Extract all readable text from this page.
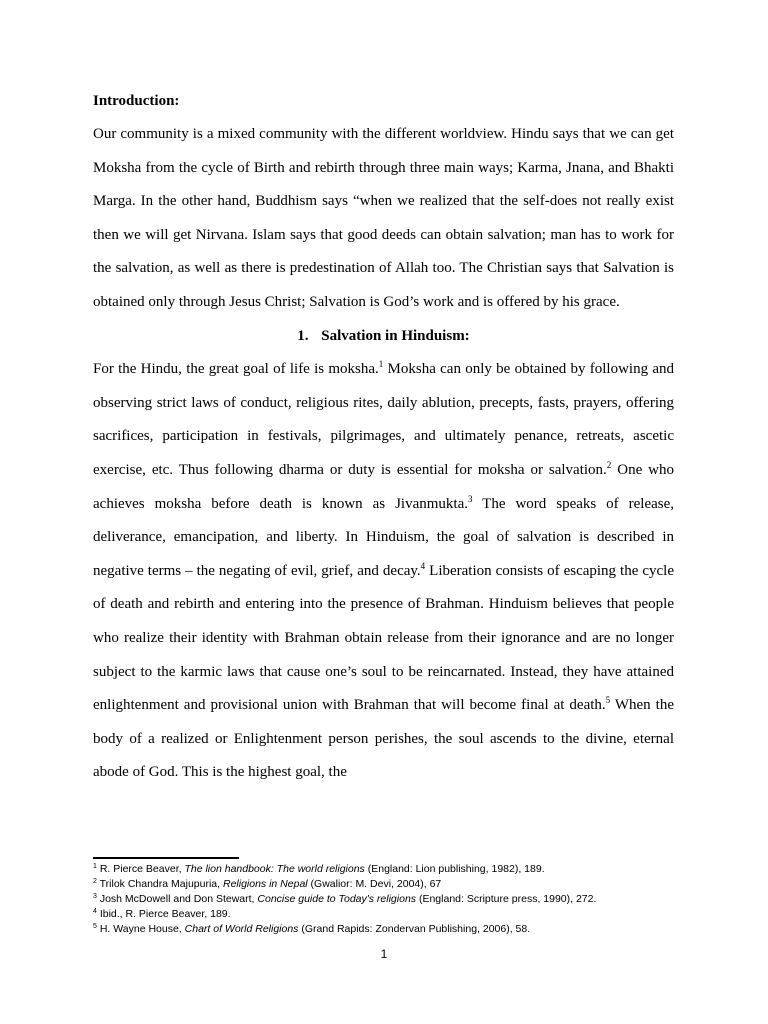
Introduction:

Our community is a mixed community with the different worldview. Hindu says that we can get Moksha from the cycle of Birth and rebirth through three main ways; Karma, Jnana, and Bhakti Marga. In the other hand, Buddhism says “when we realized that the self-does not really exist then we will get Nirvana. Islam says that good deeds can obtain salvation; man has to work for the salvation, as well as there is predestination of Allah too. The Christian says that Salvation is obtained only through Jesus Christ; Salvation is God’s work and is offered by his grace.

1. Salvation in Hinduism:

For the Hindu, the great goal of life is moksha.$^1$ Moksha can only be obtained by following and observing strict laws of conduct, religious rites, daily ablution, precepts, fasts, prayers, offering sacrifices, participation in festivals, pilgrimages, and ultimately penance, retreats, ascetic exercise, etc. Thus following dharma or duty is essential for moksha or salvation.$^2$ One who achieves moksha before death is known as Jivanmukta.$^3$ The word speaks of release, deliverance, emancipation, and liberty. In Hinduism, the goal of salvation is described in negative terms – the negating of evil, grief, and decay.$^4$ Liberation consists of escaping the cycle of death and rebirth and entering into the presence of Brahman. Hinduism believes that people who realize their identity with Brahman obtain release from their ignorance and are no longer subject to the karmic laws that cause one’s soul to be reincarnated. Instead, they have attained enlightenment and provisional union with Brahman that will become final at death.$^5$ When the body of a realized or Enlightenment person perishes, the soul ascends to the divine, eternal abode of God. This is the highest goal, the

$^1$ R. Pierce Beaver, The lion handbook: The world religions (England: Lion publishing, 1982), 189.
$^2$ Trilok Chandra Majupuria, Religions in Nepal (Gwalior: M. Devi, 2004), 67
$^3$ Josh McDowell and Don Stewart, Concise guide to Today's religions (England: Scripture press, 1990), 272.
$^4$ Ibid., R. Pierce Beaver, 189.
$^5$ H. Wayne House, Chart of World Religions (Grand Rapids: Zondervan Publishing, 2006), 58.
1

════

**Job**
Reproduce each line word for word and drop the pictures.

**Right answer**
Extract all readable text from this page.
Introduction:

Our community is a mixed community with the different worldview. Hindu says that we can get Moksha from the cycle of Birth and rebirth through three main ways; Karma, Jnana, and Bhakti Marga. In the other hand, Buddhism says “when we realized that the self-does not really exist then we will get Nirvana. Islam says that good deeds can obtain salvation; man has to work for the salvation, as well as there is predestination of Allah too. The Christian says that Salvation is obtained only through Jesus Christ; Salvation is God’s work and is offered by his grace.

1. Salvation in Hinduism:

For the Hindu, the great goal of life is moksha.$^1$ Moksha can only be obtained by following and observing strict laws of conduct, religious rites, daily ablution, precepts, fasts, prayers, offering sacrifices, participation in festivals, pilgrimages, and ultimately penance, retreats, ascetic exercise, etc. Thus following dharma or duty is essential for moksha or salvation.$^2$ One who achieves moksha before death is known as Jivanmukta.$^3$ The word speaks of release, deliverance, emancipation, and liberty. In Hinduism, the goal of salvation is described in negative terms – the negating of evil, grief, and decay.$^4$ Liberation consists of escaping the cycle of death and rebirth and entering into the presence of Brahman. Hinduism believes that people who realize their identity with Brahman obtain release from their ignorance and are no longer subject to the karmic laws that cause one’s soul to be reincarnated. Instead, they have attained enlightenment and provisional union with Brahman that will become final at death.$^5$ When the body of a realized or Enlightenment person perishes, the soul ascends to the divine, eternal abode of God. This is the highest goal, the

$^1$ R. Pierce Beaver, The lion handbook: The world religions (England: Lion publishing, 1982), 189.
$^2$ Trilok Chandra Majupuria, Religions in Nepal (Gwalior: M. Devi, 2004), 67
$^3$ Josh McDowell and Don Stewart, Concise guide to Today's religions (England: Scripture press, 1990), 272.
$^4$ Ibid., R. Pierce Beaver, 189.
$^5$ H. Wayne House, Chart of World Religions (Grand Rapids: Zondervan Publishing, 2006), 58.
1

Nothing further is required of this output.